Set problem → Gather each line in the entries that includes the string "même".

Given data →
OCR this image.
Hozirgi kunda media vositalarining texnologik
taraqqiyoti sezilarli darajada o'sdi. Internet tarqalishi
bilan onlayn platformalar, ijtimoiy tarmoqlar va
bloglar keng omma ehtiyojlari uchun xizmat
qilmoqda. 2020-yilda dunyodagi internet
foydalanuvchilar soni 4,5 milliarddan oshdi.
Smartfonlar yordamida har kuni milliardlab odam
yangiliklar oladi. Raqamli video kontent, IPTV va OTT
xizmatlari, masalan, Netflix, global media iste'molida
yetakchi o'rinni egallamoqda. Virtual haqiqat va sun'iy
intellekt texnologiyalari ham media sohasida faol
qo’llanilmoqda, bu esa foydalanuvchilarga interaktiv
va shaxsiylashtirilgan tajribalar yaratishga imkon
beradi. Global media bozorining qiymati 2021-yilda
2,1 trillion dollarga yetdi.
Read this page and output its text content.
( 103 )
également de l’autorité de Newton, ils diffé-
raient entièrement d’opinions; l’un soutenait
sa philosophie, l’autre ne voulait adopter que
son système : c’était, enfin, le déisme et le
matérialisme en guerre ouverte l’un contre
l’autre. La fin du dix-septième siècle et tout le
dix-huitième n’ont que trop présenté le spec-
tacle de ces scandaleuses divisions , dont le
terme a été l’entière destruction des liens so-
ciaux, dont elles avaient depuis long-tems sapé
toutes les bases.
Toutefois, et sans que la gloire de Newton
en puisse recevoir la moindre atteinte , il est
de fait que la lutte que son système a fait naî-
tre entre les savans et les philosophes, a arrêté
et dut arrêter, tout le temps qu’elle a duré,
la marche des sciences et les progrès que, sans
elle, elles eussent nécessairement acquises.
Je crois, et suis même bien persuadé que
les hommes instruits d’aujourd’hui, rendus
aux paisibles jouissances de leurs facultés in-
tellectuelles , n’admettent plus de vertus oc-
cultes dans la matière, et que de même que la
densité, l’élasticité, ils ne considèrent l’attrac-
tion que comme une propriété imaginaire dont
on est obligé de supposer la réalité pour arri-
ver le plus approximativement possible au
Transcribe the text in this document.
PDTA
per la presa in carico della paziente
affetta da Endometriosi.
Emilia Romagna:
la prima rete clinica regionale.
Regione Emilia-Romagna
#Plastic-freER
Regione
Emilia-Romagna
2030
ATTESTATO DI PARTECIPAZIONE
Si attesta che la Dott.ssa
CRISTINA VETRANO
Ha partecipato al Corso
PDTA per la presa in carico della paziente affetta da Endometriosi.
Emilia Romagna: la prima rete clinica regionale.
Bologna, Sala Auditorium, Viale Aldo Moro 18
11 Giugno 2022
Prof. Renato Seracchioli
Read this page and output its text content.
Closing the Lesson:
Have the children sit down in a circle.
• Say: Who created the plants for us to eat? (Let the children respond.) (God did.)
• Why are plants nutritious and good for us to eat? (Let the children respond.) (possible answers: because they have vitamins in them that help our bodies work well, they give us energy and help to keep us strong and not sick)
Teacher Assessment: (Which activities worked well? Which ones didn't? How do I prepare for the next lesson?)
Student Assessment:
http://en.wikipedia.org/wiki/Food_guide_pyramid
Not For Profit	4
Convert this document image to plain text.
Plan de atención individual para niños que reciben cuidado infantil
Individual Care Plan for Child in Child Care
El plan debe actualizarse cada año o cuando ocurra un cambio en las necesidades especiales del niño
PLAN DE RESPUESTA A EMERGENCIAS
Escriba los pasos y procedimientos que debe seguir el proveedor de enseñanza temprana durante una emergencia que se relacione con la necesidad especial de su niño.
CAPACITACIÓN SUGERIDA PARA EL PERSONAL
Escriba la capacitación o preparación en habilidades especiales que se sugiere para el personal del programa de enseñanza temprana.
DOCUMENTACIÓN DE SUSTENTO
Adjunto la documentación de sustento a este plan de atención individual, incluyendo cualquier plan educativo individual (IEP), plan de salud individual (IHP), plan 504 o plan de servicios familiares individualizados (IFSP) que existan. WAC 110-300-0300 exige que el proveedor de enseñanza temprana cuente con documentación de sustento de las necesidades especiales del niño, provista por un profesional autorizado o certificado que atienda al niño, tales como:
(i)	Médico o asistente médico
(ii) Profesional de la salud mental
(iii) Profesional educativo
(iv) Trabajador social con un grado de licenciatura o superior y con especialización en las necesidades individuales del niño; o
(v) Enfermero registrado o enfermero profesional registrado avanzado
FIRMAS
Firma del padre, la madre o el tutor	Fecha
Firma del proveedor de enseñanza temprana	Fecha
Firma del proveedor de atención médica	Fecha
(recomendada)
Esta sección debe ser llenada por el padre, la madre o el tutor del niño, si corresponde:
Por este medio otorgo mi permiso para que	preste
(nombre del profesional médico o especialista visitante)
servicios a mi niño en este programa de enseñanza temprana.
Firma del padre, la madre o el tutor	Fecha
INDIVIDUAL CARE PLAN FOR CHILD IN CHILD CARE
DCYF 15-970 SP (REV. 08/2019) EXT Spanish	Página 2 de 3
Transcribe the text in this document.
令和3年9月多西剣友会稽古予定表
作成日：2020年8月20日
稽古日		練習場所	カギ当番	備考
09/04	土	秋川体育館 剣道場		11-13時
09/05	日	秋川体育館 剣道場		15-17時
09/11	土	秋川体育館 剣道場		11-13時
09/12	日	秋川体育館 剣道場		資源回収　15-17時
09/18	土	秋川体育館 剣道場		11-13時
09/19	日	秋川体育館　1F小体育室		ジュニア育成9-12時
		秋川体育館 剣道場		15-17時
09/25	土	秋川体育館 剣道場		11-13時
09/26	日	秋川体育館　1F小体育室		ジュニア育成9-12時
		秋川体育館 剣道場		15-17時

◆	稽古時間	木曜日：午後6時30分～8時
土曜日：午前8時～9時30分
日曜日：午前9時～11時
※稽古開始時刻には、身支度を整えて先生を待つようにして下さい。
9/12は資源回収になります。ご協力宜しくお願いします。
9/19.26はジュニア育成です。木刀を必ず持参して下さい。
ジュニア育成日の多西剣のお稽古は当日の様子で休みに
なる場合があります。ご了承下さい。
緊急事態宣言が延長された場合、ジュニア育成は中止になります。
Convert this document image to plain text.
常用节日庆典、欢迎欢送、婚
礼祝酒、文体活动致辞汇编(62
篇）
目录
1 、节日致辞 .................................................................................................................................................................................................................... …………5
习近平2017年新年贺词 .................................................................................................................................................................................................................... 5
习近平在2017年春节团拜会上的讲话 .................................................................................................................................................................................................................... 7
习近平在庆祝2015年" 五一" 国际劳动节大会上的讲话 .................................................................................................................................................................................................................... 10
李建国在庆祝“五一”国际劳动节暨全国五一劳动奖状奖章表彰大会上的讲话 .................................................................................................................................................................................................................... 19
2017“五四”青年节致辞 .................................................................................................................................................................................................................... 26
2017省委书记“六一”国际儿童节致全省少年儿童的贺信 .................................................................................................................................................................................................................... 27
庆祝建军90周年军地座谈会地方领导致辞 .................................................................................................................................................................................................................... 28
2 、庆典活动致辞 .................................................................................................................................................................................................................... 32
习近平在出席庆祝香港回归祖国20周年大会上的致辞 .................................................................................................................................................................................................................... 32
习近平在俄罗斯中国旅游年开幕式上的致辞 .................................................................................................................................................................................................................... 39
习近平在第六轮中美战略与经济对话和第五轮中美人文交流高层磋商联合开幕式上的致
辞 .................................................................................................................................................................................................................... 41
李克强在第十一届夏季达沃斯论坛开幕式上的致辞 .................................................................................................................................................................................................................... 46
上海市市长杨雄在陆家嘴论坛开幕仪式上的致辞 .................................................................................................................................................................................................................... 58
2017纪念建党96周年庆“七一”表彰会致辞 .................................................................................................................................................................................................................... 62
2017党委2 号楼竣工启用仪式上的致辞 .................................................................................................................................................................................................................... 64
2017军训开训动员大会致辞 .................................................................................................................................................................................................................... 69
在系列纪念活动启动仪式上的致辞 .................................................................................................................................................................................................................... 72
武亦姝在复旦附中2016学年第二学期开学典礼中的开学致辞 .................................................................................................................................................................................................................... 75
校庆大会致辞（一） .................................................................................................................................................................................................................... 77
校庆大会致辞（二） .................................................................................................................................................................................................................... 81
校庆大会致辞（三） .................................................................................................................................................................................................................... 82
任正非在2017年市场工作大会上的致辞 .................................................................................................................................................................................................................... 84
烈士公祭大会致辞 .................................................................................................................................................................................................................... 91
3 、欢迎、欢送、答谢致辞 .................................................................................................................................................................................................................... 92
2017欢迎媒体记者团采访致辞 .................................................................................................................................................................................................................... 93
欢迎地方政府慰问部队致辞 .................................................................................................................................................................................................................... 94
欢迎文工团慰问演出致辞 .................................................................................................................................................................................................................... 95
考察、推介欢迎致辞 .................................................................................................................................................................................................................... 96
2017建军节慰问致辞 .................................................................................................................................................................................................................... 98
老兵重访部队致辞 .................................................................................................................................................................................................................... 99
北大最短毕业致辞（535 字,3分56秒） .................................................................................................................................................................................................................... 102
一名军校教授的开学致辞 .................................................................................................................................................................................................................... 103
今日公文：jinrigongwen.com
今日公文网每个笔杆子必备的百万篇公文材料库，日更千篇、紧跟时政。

Correct answer →
Je crois, et suis même bien persuadé que
cultes dans la matière, et que de même que la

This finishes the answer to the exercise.